# [The problem]
Repeat verbatim the lines of the data below, beginning with the line containing "What's the underlying" and continuing to the end.

(Stored data)
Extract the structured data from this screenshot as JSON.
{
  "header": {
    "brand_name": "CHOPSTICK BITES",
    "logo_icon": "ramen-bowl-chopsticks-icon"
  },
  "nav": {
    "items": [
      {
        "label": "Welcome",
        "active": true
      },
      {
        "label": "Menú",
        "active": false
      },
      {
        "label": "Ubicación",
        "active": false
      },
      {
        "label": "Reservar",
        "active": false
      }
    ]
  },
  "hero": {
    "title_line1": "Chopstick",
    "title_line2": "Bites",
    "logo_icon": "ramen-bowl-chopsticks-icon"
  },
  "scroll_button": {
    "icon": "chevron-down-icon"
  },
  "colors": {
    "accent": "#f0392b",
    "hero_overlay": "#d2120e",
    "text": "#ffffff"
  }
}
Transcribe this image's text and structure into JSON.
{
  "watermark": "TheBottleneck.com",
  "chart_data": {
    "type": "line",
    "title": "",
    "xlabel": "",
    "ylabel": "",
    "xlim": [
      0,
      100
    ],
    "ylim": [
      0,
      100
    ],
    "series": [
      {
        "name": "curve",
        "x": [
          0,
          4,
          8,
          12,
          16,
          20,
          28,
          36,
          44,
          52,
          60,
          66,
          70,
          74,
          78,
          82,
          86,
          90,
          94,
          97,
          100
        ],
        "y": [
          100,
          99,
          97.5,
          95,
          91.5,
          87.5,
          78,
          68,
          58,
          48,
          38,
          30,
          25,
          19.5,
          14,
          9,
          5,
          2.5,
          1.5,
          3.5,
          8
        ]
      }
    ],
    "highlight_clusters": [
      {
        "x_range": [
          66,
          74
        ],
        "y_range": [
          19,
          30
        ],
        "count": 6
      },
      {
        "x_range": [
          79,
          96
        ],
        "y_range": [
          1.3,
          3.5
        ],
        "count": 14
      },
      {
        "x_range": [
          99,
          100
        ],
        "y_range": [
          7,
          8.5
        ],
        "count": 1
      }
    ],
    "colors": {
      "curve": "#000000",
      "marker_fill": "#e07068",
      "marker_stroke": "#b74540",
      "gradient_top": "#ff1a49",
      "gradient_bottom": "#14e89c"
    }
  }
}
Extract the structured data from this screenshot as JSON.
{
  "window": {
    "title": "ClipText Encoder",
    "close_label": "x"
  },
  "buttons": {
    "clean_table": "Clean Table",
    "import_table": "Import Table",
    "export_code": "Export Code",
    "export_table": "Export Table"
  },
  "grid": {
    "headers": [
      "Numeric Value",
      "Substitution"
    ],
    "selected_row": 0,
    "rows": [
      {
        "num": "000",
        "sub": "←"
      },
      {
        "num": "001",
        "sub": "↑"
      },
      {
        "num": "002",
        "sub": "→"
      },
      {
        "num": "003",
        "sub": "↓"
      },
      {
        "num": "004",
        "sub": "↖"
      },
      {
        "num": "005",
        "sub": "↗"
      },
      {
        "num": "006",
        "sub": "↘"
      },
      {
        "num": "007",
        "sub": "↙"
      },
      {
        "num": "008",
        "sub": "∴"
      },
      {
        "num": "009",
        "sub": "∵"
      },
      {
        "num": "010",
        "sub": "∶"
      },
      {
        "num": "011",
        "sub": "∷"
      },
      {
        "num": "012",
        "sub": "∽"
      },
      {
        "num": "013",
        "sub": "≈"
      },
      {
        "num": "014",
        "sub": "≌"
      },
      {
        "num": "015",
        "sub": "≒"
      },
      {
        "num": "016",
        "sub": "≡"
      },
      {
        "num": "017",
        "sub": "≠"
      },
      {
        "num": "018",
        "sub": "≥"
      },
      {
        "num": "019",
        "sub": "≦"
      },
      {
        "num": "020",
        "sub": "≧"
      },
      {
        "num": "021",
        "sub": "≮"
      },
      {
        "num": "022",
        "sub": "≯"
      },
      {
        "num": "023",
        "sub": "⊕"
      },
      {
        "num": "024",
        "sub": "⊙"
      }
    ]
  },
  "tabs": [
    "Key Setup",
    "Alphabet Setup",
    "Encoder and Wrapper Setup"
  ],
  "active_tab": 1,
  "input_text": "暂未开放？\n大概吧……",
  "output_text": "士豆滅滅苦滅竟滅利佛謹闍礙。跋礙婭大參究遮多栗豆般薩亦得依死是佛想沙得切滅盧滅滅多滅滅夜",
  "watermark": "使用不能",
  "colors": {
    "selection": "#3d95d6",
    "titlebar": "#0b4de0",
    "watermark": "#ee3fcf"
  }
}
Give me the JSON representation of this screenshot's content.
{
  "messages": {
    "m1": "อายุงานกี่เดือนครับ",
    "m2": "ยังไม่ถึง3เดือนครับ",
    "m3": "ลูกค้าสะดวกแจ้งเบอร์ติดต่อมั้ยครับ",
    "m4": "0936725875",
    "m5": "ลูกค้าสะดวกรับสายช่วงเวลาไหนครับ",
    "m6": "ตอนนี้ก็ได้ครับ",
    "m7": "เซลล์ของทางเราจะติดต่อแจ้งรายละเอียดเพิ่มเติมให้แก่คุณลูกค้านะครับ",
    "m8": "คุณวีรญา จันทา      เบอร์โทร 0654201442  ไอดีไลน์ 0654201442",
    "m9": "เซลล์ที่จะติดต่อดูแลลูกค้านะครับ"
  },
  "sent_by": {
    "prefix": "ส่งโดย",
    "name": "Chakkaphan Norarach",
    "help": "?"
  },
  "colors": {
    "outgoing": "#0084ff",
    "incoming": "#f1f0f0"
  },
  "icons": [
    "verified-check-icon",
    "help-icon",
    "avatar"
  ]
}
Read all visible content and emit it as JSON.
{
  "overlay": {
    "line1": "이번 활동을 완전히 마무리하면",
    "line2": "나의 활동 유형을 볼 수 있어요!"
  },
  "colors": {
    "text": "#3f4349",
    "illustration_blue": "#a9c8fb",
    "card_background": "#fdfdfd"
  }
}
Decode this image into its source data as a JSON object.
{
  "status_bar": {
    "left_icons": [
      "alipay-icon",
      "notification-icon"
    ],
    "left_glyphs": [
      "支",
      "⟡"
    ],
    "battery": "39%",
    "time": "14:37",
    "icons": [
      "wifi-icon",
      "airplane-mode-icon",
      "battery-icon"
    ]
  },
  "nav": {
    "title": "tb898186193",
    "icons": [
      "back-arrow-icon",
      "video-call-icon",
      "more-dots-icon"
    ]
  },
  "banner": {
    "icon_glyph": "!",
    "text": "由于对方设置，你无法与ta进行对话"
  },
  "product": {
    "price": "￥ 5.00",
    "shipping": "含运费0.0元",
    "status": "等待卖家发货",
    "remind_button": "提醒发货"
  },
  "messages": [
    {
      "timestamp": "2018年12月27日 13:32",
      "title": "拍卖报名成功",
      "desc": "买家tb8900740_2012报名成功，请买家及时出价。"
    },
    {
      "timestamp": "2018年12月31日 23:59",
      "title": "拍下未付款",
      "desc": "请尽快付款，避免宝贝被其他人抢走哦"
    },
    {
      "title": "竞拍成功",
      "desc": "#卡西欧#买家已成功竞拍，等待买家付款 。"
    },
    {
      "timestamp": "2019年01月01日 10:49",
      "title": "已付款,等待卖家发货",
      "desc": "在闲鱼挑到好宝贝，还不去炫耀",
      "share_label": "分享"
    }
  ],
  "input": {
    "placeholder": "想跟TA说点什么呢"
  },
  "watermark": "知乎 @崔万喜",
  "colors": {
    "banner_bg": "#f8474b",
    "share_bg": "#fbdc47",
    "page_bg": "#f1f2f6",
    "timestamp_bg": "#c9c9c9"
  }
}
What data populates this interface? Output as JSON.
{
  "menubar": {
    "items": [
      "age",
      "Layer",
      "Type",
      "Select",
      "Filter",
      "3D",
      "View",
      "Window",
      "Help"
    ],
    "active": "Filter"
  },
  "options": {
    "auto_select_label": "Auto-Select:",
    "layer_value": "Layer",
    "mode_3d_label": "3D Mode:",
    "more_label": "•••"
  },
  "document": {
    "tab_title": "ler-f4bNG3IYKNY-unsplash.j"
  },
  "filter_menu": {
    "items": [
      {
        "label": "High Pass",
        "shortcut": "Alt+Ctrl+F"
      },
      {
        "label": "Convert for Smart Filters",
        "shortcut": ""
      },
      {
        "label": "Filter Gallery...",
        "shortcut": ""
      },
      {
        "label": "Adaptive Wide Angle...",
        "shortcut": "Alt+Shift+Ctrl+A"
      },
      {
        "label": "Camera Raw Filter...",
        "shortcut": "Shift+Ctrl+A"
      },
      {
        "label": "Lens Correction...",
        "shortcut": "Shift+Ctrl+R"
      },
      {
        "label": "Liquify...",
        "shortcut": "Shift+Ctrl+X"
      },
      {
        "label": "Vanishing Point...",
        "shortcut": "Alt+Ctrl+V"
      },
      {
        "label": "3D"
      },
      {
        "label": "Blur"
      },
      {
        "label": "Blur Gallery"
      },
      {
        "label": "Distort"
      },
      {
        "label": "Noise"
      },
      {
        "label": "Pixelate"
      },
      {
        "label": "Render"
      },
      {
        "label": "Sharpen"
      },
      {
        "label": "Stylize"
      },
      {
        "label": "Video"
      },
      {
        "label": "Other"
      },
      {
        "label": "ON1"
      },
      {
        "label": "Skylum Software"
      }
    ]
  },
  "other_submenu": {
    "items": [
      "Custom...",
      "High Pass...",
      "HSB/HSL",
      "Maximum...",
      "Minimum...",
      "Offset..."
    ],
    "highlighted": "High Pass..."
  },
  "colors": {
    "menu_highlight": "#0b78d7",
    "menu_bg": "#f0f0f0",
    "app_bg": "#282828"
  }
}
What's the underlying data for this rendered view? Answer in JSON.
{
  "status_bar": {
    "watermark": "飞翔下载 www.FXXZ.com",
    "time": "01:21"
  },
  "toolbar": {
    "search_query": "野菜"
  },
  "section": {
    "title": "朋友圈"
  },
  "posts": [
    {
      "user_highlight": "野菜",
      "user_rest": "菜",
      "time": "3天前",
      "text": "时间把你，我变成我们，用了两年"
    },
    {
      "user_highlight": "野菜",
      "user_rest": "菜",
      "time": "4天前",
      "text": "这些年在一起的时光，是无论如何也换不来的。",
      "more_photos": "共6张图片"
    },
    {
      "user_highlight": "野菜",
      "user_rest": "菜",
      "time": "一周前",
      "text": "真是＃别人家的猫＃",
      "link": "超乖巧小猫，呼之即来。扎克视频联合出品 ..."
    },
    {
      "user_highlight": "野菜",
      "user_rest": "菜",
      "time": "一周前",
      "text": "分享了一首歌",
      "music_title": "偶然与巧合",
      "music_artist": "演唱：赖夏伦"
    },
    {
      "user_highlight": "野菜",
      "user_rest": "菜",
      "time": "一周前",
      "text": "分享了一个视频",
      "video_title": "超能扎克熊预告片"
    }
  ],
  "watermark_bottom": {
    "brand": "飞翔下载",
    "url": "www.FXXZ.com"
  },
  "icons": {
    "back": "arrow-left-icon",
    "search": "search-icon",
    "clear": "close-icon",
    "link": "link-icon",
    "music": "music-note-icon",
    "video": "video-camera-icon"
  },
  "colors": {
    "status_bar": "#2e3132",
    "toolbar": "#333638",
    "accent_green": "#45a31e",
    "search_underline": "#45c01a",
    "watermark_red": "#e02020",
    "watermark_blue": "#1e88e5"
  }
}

# [Exercise solution]
What's the underlying data for this rendered view? Answer in JSON.
{
  "status_bar": {
    "watermark": "飞翔下载 www.FXXZ.com",
    "time": "01:21"
  },
  "toolbar": {
    "search_query": "野菜"
  },
  "section": {
    "title": "朋友圈"
  },
  "posts": [
    {
      "user_highlight": "野菜",
      "user_rest": "菜",
      "time": "3天前",
      "text": "时间把你，我变成我们，用了两年"
    },
    {
      "user_highlight": "野菜",
      "user_rest": "菜",
      "time": "4天前",
      "text": "这些年在一起的时光，是无论如何也换不来的。",
      "more_photos": "共6张图片"
    },
    {
      "user_highlight": "野菜",
      "user_rest": "菜",
      "time": "一周前",
      "text": "真是＃别人家的猫＃",
      "link": "超乖巧小猫，呼之即来。扎克视频联合出品 ..."
    },
    {
      "user_highlight": "野菜",
      "user_rest": "菜",
      "time": "一周前",
      "text": "分享了一首歌",
      "music_title": "偶然与巧合",
      "music_artist": "演唱：赖夏伦"
    },
    {
      "user_highlight": "野菜",
      "user_rest": "菜",
      "time": "一周前",
      "text": "分享了一个视频",
      "video_title": "超能扎克熊预告片"
    }
  ],
  "watermark_bottom": {
    "brand": "飞翔下载",
    "url": "www.FXXZ.com"
  },
  "icons": {
    "back": "arrow-left-icon",
    "search": "search-icon",
    "clear": "close-icon",
    "link": "link-icon",
    "music": "music-note-icon",
    "video": "video-camera-icon"
  },
  "colors": {
    "status_bar": "#2e3132",
    "toolbar": "#333638",
    "accent_green": "#45a31e",
    "search_underline": "#45c01a",
    "watermark_red": "#e02020",
    "watermark_blue": "#1e88e5"
  }
}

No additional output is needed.